# Written request
Copy out every line of the records where the string "outsiders" occurs.
**** Dataset excerpts
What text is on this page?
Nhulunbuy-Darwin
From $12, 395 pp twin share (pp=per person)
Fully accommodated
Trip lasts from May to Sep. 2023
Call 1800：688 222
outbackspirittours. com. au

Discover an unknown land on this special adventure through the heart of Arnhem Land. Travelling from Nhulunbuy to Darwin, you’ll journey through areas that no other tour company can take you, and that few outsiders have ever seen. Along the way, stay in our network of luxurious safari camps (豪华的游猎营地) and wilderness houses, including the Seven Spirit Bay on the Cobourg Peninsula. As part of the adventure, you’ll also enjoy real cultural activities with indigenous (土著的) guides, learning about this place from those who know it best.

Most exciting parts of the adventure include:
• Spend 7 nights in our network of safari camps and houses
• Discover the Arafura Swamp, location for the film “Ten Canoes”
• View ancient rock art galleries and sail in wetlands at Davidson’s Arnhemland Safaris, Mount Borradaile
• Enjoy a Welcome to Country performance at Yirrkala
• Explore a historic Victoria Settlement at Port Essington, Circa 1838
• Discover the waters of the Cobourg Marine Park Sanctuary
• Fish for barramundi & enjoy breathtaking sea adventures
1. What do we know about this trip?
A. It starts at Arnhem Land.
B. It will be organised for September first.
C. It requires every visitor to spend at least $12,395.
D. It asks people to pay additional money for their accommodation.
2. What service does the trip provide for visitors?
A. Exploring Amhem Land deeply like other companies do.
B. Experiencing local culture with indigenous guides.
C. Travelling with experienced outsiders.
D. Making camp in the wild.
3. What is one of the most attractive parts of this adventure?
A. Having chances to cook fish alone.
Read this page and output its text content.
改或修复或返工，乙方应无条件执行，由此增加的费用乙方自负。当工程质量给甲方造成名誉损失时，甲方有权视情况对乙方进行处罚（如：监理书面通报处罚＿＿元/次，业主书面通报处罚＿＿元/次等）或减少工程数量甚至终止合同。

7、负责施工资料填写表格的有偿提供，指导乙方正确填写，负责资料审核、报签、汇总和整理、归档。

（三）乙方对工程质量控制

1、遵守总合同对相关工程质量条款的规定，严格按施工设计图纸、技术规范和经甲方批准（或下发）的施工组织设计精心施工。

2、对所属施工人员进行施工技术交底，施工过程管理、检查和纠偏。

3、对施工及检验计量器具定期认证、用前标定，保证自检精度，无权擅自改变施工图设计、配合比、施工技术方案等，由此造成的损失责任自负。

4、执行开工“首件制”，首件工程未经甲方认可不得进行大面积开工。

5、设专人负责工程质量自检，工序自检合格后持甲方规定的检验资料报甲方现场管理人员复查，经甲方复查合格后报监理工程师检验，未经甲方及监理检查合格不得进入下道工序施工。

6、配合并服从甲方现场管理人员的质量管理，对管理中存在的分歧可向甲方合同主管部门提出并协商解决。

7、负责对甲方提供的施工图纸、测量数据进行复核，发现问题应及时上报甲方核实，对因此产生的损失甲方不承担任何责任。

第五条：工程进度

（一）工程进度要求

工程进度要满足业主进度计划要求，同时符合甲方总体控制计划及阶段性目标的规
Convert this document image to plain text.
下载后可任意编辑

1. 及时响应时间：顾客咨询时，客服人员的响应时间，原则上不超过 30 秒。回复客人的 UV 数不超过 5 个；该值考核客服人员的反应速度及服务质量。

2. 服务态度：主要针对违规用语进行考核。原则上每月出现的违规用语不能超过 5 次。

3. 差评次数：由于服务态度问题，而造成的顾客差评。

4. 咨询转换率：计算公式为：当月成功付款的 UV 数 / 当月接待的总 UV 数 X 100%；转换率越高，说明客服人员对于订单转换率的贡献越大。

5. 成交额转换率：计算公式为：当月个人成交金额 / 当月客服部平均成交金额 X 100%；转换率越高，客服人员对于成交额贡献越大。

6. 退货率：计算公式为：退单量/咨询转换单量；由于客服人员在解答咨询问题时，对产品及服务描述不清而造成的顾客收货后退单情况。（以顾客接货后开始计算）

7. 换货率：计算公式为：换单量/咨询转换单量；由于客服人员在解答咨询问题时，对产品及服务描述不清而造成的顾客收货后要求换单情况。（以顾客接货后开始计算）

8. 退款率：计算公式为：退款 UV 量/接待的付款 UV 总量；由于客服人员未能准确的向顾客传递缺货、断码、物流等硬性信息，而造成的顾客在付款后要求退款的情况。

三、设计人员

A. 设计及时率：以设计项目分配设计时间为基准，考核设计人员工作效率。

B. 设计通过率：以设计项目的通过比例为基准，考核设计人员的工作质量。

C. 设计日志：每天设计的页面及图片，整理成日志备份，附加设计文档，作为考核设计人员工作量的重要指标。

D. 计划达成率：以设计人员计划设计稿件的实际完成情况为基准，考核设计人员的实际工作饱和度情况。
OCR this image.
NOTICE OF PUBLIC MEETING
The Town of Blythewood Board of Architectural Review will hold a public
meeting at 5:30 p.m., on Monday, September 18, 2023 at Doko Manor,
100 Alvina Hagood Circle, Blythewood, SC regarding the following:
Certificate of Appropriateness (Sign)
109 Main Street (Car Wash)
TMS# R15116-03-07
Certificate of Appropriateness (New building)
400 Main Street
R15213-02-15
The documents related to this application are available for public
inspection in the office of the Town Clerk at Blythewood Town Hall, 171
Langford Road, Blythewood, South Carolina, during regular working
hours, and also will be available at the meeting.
********
# Task output
Discover an unknown land on this special adventure through the heart of Arnhem Land. Travelling from Nhulunbuy to Darwin, you’ll journey through areas that no other tour company can take you, and that few outsiders have ever seen. Along the way, stay in our network of luxurious safari camps (豪华的游猎营地) and wilderness houses, including the Seven Spirit Bay on the Cobourg Peninsula. As part of the adventure, you’ll also enjoy real cultural activities with indigenous (土著的) guides, learning about this place from those who know it best.
C. Travelling with experienced outsiders.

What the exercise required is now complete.